WHAT IS EXPECTED:
Look through the listing for the word "took". Copy each line that has it.

===== DATA SUPPLIED =====

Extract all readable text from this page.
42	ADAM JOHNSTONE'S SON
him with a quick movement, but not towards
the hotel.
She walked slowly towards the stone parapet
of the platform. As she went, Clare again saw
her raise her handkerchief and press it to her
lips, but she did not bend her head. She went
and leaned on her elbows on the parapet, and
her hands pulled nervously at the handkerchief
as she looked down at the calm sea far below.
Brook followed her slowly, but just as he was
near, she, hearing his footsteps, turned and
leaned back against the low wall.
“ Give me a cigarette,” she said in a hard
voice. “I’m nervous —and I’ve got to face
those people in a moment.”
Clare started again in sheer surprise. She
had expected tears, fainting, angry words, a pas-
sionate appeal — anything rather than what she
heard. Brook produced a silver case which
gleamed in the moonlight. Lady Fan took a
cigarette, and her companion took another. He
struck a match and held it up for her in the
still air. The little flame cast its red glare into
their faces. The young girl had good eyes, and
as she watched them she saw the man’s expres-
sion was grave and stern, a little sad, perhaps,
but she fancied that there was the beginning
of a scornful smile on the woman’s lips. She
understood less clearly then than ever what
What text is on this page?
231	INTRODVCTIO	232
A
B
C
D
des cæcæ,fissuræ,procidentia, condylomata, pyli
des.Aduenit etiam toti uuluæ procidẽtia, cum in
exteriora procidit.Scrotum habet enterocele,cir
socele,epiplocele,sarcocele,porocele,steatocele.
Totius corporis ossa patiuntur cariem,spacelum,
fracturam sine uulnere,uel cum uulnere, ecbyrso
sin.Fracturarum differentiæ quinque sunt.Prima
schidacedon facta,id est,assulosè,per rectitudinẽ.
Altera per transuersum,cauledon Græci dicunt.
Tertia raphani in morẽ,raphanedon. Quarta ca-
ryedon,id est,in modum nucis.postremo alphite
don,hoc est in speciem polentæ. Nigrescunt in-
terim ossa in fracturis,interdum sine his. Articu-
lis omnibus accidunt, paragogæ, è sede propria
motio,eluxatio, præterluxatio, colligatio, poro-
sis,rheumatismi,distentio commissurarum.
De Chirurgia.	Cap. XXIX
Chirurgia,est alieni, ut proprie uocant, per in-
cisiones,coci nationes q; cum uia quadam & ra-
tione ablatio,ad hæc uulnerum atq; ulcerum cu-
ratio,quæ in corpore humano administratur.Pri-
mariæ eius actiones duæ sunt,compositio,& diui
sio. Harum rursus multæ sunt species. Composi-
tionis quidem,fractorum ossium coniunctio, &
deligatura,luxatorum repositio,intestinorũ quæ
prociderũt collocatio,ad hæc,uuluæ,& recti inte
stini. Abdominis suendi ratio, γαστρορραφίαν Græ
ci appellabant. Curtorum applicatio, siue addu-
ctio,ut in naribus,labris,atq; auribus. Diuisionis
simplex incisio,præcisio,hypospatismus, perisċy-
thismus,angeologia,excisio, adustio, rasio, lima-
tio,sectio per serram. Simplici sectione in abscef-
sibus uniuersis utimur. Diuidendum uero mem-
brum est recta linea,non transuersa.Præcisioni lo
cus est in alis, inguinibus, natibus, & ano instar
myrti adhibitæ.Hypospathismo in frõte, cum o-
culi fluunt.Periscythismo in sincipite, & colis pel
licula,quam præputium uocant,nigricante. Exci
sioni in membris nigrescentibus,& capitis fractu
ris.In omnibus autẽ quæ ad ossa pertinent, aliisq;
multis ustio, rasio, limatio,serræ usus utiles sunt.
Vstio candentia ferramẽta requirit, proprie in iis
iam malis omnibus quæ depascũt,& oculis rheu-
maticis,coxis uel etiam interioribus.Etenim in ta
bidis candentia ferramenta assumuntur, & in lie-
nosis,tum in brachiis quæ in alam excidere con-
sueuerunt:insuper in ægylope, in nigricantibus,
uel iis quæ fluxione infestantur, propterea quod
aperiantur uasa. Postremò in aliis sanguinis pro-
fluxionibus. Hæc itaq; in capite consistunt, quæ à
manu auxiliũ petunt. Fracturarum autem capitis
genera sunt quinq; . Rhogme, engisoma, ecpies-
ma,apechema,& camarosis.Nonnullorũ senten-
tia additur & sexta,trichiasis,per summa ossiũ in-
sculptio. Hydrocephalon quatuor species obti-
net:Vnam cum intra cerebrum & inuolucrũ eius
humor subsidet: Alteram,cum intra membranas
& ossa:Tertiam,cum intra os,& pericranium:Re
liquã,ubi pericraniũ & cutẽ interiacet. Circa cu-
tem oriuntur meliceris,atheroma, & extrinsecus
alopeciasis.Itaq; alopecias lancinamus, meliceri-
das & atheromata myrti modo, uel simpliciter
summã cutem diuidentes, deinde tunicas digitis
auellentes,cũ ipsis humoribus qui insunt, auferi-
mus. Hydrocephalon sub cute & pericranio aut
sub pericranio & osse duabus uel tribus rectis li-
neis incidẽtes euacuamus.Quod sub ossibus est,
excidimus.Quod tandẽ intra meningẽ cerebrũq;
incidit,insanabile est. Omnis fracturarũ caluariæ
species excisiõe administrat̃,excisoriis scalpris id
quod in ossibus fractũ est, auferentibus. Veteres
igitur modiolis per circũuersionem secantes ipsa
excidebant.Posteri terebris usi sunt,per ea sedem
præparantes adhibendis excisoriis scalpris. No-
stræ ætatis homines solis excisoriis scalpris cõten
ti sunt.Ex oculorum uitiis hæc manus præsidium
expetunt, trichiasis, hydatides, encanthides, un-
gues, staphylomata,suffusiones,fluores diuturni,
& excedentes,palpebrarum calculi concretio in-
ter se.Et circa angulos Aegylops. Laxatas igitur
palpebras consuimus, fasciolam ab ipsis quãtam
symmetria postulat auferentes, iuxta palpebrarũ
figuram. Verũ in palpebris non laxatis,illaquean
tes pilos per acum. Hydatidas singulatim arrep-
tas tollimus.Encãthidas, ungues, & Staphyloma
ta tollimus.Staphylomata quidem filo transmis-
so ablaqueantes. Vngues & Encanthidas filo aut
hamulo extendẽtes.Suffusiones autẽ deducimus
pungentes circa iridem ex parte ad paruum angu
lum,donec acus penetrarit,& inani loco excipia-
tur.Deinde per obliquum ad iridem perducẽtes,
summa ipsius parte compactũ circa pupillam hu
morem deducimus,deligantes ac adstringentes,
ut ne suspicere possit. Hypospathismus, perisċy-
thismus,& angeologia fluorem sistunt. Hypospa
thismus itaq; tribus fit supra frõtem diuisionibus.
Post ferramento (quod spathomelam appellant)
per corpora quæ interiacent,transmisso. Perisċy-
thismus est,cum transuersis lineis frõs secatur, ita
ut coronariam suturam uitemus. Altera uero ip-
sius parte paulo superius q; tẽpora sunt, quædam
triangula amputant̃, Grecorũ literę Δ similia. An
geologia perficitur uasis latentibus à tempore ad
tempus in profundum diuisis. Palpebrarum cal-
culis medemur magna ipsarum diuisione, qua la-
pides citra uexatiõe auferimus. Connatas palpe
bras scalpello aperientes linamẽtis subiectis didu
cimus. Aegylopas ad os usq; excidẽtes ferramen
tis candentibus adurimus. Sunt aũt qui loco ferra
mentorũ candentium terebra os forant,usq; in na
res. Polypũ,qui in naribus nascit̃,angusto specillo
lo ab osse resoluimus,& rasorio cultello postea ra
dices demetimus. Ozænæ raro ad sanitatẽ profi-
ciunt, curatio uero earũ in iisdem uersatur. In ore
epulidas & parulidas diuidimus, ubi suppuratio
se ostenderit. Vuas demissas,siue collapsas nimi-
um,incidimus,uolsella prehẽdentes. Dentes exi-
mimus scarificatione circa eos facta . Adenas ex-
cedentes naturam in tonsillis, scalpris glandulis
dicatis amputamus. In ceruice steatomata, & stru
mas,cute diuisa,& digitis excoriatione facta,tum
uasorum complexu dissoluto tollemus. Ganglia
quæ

=====

ANSWER FOR THE TASK:
gleamed in the moonlight. Lady Fan took a
cigarette, and her companion took another. He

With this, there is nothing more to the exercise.